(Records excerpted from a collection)
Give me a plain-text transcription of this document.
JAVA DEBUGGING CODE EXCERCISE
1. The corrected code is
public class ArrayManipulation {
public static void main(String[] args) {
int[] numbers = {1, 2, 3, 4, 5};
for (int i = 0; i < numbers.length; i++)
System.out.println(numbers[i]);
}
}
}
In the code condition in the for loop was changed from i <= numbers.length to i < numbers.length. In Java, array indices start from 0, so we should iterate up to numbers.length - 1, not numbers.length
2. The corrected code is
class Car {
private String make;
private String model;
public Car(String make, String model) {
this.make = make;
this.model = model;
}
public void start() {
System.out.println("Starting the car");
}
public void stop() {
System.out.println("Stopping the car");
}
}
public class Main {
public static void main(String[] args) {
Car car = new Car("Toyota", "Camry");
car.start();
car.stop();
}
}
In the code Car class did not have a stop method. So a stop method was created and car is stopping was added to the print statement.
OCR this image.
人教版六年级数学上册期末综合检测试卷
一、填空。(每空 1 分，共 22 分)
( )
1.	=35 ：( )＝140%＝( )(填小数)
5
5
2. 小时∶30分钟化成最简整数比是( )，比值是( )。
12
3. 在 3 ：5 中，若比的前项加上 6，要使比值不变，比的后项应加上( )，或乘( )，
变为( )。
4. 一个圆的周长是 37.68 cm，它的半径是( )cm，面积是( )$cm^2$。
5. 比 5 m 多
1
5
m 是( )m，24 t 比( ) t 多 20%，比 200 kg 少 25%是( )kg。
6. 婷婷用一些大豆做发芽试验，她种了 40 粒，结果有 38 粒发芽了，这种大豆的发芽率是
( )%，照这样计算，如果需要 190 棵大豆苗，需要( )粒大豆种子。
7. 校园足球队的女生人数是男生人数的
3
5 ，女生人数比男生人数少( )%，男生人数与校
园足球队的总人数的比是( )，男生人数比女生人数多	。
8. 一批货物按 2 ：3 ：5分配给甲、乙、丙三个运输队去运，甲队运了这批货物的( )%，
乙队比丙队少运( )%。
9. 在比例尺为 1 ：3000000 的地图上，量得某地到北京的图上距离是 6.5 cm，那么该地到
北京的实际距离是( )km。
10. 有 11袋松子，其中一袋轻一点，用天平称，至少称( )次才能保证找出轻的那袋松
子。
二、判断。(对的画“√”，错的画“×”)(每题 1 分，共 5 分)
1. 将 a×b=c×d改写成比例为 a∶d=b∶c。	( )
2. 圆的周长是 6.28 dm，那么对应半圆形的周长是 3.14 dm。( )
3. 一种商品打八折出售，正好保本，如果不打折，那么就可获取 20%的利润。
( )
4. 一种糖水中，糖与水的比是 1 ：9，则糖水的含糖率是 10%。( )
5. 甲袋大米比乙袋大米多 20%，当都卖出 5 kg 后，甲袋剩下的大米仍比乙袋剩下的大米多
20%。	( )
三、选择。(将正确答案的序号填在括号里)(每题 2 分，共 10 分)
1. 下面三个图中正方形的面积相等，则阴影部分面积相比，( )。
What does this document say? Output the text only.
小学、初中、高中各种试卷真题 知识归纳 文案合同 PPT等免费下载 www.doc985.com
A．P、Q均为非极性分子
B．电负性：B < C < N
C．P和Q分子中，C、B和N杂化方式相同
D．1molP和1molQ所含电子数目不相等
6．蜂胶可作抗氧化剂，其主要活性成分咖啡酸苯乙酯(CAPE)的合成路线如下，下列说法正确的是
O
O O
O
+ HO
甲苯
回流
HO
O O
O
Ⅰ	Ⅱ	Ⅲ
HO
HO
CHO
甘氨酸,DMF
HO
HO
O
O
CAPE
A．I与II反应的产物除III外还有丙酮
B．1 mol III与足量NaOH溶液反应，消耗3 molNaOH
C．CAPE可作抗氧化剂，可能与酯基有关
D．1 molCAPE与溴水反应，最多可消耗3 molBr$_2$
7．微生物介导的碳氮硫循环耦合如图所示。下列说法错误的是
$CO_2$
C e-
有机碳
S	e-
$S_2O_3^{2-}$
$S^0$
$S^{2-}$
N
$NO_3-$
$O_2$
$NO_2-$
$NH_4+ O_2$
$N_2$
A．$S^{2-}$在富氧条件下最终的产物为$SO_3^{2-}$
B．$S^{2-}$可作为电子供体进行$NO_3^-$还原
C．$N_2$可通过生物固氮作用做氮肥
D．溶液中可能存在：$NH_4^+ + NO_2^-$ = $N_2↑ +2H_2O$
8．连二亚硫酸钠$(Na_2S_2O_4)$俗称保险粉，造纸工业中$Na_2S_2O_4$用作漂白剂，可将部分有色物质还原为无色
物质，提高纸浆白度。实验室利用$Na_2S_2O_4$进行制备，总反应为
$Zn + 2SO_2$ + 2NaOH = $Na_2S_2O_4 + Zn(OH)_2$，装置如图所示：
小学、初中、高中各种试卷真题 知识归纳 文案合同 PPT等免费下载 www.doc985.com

...

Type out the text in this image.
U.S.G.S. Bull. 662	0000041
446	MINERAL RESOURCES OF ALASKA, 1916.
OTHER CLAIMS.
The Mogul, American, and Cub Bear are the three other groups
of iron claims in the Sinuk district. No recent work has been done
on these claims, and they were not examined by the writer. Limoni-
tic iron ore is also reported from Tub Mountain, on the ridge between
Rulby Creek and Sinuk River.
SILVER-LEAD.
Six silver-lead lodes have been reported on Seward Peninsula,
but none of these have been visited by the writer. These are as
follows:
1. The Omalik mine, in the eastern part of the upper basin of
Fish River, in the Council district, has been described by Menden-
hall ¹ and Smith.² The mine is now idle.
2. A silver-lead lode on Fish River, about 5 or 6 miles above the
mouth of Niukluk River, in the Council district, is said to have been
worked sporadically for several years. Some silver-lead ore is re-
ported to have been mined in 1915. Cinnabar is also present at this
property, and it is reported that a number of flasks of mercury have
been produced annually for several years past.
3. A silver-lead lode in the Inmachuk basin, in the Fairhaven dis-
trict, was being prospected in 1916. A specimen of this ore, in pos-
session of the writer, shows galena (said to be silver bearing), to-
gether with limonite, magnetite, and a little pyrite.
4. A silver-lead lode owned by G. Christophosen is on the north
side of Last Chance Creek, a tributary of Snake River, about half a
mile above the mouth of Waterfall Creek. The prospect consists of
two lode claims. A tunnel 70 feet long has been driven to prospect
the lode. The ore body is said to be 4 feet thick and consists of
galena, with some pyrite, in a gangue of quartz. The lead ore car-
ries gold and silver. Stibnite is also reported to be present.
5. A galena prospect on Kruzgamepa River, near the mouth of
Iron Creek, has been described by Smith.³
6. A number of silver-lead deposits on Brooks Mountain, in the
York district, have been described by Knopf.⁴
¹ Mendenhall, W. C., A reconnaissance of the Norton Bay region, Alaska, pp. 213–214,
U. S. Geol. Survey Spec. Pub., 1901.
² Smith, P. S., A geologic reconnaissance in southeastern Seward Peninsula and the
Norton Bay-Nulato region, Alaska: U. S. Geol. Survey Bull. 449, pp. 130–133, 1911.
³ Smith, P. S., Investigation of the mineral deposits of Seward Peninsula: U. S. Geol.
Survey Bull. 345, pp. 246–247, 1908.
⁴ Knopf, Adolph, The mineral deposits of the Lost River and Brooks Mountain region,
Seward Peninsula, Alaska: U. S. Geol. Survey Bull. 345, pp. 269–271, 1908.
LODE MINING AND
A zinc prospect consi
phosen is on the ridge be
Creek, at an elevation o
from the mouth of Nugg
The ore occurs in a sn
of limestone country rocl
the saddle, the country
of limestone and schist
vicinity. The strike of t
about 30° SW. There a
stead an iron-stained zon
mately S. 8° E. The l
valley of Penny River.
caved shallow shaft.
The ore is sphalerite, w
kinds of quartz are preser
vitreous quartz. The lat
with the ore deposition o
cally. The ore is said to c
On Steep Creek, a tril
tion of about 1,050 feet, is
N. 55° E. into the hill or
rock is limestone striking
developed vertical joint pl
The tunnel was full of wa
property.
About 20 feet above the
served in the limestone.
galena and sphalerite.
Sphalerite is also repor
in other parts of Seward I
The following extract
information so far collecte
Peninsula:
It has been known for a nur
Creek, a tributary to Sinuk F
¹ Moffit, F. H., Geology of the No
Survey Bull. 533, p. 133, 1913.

---

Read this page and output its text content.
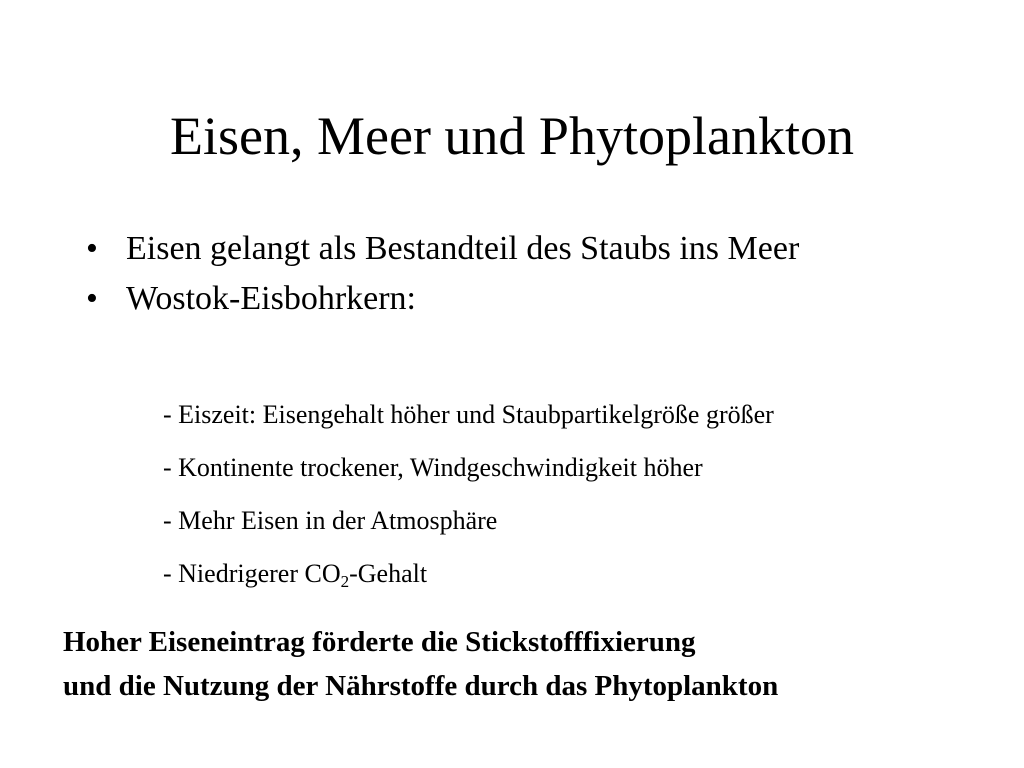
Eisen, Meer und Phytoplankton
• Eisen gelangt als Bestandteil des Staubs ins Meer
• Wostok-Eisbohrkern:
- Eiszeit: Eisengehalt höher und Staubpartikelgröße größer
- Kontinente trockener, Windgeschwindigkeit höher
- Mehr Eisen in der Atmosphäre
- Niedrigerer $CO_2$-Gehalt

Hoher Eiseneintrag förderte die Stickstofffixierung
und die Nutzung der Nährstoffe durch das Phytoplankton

» What you should do
Write out every line of the listing that holds the word "with".

» Problem solution
gether with limonite, magnetite, and a little pyrite.
galena, with some pyrite, in a gangue of quartz. The lead ore car-
with the ore deposition o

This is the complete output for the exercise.